** Start of INFORMATION SUPPLIED **

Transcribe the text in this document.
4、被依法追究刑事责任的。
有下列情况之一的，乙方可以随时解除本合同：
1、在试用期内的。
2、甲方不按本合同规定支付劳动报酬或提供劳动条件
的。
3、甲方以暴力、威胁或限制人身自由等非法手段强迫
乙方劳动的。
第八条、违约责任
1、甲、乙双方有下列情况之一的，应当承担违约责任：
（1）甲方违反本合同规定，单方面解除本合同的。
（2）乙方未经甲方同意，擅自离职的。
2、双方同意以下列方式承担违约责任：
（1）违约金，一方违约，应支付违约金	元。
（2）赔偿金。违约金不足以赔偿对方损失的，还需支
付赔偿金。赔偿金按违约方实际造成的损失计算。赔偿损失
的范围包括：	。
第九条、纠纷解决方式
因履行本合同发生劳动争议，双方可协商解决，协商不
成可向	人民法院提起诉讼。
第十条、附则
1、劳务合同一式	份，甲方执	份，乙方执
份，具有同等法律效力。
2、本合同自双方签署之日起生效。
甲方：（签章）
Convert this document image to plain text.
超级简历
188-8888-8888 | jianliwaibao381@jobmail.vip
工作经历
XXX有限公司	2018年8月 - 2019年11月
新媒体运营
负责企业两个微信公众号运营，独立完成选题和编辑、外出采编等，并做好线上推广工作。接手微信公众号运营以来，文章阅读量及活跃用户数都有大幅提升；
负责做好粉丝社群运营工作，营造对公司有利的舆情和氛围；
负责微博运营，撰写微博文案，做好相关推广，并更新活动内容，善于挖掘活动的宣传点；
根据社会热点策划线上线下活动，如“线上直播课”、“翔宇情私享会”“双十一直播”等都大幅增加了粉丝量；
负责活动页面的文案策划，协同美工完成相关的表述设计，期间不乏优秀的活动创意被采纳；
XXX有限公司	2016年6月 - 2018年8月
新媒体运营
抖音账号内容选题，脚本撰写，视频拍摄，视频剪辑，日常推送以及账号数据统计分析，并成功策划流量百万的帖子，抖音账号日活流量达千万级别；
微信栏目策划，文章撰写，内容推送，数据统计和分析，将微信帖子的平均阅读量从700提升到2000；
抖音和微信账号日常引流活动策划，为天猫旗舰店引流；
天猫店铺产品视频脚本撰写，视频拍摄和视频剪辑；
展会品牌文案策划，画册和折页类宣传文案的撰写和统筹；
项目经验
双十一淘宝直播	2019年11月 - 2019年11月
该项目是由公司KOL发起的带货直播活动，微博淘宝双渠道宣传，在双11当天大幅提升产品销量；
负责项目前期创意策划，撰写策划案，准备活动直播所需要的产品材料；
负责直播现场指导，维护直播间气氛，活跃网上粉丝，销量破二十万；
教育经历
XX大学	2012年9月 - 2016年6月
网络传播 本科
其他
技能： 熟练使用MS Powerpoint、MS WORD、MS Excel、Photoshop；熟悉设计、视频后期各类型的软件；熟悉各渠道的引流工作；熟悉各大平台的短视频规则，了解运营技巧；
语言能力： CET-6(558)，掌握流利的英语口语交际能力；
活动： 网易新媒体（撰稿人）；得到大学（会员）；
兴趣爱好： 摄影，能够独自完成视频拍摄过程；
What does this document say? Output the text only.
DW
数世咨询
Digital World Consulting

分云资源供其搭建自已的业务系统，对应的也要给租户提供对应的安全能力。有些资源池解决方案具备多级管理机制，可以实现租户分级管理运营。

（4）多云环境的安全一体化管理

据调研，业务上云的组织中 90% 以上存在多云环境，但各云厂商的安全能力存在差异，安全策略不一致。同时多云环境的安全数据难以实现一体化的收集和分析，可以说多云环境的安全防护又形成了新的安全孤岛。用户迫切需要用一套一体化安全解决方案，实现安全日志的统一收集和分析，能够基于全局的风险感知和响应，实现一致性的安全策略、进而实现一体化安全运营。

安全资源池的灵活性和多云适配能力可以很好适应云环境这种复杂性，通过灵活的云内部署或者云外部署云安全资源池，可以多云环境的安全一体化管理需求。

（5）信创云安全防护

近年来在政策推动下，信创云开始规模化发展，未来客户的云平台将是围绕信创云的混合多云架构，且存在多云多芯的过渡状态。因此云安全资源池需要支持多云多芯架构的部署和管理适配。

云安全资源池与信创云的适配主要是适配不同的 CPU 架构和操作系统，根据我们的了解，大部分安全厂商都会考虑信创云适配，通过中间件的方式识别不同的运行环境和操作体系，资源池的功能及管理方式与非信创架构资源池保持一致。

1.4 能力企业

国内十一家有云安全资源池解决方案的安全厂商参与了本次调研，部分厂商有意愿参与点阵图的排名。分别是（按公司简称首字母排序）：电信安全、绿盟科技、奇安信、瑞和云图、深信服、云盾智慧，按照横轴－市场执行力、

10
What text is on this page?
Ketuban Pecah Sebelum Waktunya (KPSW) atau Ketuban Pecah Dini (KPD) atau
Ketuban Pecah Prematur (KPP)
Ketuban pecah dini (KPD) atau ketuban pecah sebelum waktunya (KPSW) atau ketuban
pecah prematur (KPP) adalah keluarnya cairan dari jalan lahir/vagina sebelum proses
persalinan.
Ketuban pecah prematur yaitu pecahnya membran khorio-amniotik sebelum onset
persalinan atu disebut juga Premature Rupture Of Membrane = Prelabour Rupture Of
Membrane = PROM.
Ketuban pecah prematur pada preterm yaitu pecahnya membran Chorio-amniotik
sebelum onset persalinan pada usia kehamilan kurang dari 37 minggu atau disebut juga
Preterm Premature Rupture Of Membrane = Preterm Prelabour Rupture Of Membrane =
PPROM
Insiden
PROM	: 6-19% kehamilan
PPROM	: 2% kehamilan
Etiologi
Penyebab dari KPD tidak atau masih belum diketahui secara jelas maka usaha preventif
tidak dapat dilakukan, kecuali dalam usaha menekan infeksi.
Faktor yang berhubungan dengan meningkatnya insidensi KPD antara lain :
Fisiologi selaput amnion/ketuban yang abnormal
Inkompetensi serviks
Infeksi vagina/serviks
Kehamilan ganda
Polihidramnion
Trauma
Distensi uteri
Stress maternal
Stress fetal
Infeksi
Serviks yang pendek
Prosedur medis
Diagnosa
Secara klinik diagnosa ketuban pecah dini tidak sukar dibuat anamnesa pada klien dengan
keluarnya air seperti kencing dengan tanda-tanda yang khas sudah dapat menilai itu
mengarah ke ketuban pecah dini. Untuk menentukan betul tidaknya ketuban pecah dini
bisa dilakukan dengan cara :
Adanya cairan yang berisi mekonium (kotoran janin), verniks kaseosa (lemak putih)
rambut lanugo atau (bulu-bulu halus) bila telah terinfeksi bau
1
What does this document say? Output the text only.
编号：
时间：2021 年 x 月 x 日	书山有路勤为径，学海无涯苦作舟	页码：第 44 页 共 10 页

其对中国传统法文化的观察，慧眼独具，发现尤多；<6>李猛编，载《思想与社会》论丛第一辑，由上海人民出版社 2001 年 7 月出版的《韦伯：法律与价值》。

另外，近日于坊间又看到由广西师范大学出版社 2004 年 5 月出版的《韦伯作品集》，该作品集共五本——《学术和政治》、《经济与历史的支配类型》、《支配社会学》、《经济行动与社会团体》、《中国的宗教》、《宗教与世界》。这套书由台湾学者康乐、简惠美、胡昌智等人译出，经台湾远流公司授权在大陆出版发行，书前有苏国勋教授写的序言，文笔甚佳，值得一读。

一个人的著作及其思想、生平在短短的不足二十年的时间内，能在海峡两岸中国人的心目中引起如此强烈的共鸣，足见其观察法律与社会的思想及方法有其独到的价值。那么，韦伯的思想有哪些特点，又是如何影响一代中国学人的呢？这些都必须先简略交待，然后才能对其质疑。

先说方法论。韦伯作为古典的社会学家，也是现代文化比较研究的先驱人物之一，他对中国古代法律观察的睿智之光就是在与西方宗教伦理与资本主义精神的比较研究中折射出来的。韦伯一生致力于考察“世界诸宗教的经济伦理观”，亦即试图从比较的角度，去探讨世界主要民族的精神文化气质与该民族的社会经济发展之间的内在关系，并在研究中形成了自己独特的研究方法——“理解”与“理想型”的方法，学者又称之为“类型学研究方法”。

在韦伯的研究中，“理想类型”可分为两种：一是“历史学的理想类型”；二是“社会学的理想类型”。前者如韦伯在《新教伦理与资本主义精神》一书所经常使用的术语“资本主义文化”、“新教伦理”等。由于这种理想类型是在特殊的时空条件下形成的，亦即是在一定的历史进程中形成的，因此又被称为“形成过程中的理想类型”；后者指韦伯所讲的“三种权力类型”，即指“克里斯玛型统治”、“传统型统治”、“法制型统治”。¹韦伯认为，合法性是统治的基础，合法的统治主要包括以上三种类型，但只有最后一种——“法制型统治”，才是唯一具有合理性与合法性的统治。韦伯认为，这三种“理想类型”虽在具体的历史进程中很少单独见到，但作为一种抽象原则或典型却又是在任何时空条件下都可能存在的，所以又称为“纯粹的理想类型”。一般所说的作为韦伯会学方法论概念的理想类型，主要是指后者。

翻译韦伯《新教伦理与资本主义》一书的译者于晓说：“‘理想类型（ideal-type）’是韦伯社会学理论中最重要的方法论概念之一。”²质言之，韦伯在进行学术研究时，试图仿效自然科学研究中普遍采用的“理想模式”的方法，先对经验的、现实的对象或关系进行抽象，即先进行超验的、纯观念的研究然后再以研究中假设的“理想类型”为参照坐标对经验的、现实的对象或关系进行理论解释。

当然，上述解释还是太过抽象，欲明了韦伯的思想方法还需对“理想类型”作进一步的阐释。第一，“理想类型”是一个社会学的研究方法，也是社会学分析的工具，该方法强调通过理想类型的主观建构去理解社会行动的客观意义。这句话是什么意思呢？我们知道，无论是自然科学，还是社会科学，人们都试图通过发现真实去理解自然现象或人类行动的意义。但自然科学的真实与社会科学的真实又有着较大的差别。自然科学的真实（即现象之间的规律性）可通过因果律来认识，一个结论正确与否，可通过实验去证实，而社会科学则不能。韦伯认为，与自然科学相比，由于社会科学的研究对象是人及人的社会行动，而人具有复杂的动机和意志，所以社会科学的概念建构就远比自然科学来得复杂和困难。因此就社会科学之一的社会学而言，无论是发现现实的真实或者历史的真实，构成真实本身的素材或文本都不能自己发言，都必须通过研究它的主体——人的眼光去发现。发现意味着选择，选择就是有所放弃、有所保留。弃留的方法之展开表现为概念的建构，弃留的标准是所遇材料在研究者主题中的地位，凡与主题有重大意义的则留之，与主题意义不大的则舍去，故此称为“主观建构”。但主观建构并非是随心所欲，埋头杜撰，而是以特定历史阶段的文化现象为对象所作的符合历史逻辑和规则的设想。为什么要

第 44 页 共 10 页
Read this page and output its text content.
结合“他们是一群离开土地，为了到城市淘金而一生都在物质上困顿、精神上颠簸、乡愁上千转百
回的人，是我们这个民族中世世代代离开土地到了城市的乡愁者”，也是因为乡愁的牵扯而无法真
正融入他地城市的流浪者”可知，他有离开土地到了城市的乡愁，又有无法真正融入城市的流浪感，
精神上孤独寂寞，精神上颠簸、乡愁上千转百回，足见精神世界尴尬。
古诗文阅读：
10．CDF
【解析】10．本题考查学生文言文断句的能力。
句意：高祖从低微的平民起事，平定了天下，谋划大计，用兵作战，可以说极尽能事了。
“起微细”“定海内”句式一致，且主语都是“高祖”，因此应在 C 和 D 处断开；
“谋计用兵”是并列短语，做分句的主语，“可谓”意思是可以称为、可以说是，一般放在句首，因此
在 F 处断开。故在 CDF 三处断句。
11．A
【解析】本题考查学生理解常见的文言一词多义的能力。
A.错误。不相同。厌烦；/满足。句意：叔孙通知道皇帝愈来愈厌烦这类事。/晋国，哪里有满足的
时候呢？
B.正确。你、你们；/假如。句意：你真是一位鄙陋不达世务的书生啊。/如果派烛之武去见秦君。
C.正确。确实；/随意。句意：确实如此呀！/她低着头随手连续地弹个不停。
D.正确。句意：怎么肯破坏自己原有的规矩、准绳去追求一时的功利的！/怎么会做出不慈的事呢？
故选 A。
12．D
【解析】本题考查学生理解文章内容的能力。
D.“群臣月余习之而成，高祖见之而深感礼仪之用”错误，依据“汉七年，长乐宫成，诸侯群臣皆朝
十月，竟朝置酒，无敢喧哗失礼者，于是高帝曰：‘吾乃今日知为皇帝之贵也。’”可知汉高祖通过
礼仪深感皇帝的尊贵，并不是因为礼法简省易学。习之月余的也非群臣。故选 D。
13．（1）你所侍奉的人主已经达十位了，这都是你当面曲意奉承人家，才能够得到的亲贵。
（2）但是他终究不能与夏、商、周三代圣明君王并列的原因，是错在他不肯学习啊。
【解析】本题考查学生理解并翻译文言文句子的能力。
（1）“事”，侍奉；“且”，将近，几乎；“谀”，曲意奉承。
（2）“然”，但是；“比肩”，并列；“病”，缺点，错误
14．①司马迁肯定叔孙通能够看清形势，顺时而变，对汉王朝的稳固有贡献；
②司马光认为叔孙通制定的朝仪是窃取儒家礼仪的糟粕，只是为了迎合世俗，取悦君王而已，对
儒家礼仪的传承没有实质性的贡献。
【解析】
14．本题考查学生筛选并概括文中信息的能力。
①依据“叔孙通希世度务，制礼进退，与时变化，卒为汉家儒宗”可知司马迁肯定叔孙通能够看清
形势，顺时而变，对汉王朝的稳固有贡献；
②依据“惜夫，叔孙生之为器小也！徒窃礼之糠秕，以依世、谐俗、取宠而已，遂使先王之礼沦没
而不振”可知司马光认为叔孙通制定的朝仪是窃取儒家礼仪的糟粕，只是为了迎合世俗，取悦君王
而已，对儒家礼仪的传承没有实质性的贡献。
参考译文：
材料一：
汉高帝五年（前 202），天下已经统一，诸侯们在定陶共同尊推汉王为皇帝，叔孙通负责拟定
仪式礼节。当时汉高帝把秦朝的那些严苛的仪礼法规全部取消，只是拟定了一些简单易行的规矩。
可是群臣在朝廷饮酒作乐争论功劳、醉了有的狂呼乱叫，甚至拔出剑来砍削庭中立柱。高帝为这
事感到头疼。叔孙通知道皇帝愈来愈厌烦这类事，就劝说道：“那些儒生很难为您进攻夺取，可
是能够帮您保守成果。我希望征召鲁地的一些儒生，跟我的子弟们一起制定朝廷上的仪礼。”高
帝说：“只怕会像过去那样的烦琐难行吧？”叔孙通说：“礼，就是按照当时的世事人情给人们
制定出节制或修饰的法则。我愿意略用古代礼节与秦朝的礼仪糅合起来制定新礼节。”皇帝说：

** End of INFORMATION SUPPLIED **

### GOAL
Find every line that has "dapat" in it, then return those lines.

### SOLUTION FOR THIS EXERCISE
tidak dapat dilakukan, kecuali dalam usaha menekan infeksi.
keluarnya air seperti kencing dengan tanda-tanda yang khas sudah dapat menilai itu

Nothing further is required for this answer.